--- WHAT YOU SHOULD DO ---
Scan the entries below for the word "start". Copy each line that has it.

--- EXERCISE MATERIAL ---
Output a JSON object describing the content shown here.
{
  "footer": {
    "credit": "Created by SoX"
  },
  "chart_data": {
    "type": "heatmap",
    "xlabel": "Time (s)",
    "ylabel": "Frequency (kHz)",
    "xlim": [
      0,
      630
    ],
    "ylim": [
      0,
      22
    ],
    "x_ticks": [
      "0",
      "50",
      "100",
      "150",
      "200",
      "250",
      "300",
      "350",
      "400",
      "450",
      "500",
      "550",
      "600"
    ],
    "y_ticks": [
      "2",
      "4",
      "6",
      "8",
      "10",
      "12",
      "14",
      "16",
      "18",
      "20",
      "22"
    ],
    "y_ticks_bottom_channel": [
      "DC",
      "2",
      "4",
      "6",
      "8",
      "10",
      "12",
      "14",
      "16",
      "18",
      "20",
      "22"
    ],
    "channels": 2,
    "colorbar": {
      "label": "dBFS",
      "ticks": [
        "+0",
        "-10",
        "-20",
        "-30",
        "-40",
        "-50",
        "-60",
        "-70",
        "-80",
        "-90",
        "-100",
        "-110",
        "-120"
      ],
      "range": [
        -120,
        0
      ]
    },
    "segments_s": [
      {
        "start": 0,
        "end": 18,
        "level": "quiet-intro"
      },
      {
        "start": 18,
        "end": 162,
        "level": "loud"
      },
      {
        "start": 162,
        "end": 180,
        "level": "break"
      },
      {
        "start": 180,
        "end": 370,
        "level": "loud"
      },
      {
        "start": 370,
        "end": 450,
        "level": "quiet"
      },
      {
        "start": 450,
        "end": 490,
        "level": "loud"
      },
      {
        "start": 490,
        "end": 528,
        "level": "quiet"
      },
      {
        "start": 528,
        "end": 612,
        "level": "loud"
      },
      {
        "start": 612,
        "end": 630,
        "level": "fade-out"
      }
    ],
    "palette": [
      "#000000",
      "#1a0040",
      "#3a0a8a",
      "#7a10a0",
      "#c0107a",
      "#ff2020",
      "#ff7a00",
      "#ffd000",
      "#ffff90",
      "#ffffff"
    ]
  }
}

--- FULL ANSWER ---
        "start": 0,
        "start": 18,
        "start": 162,
        "start": 180,
        "start": 370,
        "start": 450,
        "start": 490,
        "start": 528,
        "start": 612,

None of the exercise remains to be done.